▸ **SOURCE PASSAGE**
Pioneer Oil Co. v. Sebastian, 5524.

Citation80 S.W.2d 281
Decision Date04 March 1935
Docket NumberNo. 5524.,5524.
PartiesPIONEER OIL CO. v. SEBASTIAN et al.
CourtCourt of Appeal of Missouri (US)

Foulke & Foulke, of Joplin, for plaintiff in error.

Vern E. Thompson and Loyd E. Roberts, both of Joplin, for defendant in error.

ALLEN, Presiding Judge.

Plaintiff's action is in three counts. The first count is upon a check dated December 18, 1931, directing the Joplin National Bank & Trust Company to pay to Pioneer Oil Company, or order, $30.46, signed by Motor Port, Inc., Fred G. Sebastian and Katherine Freeman Sebastian.

The second count is upon a check dated December 21, 1931, directing the Joplin National Bank & Trust Company to pay to ____ or order, $53.18, signed Motor Port, Inc., Fred G. Sebastian and Katherine Freeman Sebastian.

The third count alleges that John W. Freeman was on the 6th day of October, 1930, and to and including June 4, 1932, the owner and proprietor of a garage business in the city of Joplin. That the said business was being conducted by him, under the name of Motor Port, Inc. That defendant Fred G. Sebastian was a son-in-law of defendant, Freeman, and that on all of said dates was the agent of the defendant Freeman in conducting said garage business; and that between said dates Sebastian, for himself, and as agent of defendant Freeman, purchased of plaintiff certain gasoline and motor oils, covered by the two checks above mentioned in counts 1 and 2, and in addition thereto for gasoline and motor oils, sold on open account, in the sum of $340.62, amounting in all to the sum of $424.26.

To all of which counts of plaintiff's petition, defendant Freeman answered, denying that he was ever the owner or proprietor of the Motor Port, Inc., and denying that either defendant Sebastian or Katherine Freeman Sebastian, his wife, who was a daughter of defendant Freeman, ever, at any of said times, acted as agent for him (Freeman) in said matter.

The cause was submitted to the trial court, without a jury, and judgment was for the plaintiff on all three counts, with interest, in the total sum of $473.08, from which judgment Freeman (plaintiff in error) brings the case to this court, on writ of error.

▸ **INFORMATION SUPPLIED**

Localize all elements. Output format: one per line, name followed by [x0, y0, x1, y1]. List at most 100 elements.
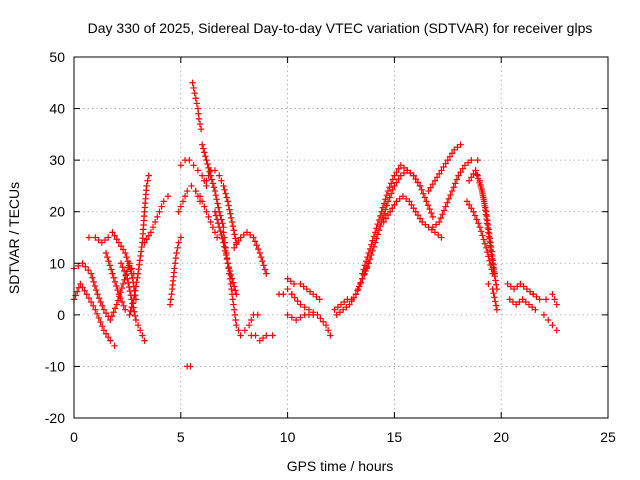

▸ **WRITTEN INSTRUCTION**
Please transcribe the Pioneer Oil case text above word for word, starting with "Pioneer Oil Co. v. Sebastian, 5524." and going on through "ALLEN, Presiding Judge.".

▸ **OUTPUT FOR THIS TASK**
Pioneer Oil Co. v. Sebastian, 5524.

Citation80 S.W.2d 281
Decision Date04 March 1935
Docket NumberNo. 5524.,5524.
PartiesPIONEER OIL CO. v. SEBASTIAN et al.
CourtCourt of Appeal of Missouri (US)

Foulke & Foulke, of Joplin, for plaintiff in error.

Vern E. Thompson and Loyd E. Roberts, both of Joplin, for defendant in error.

ALLEN, Presiding Judge.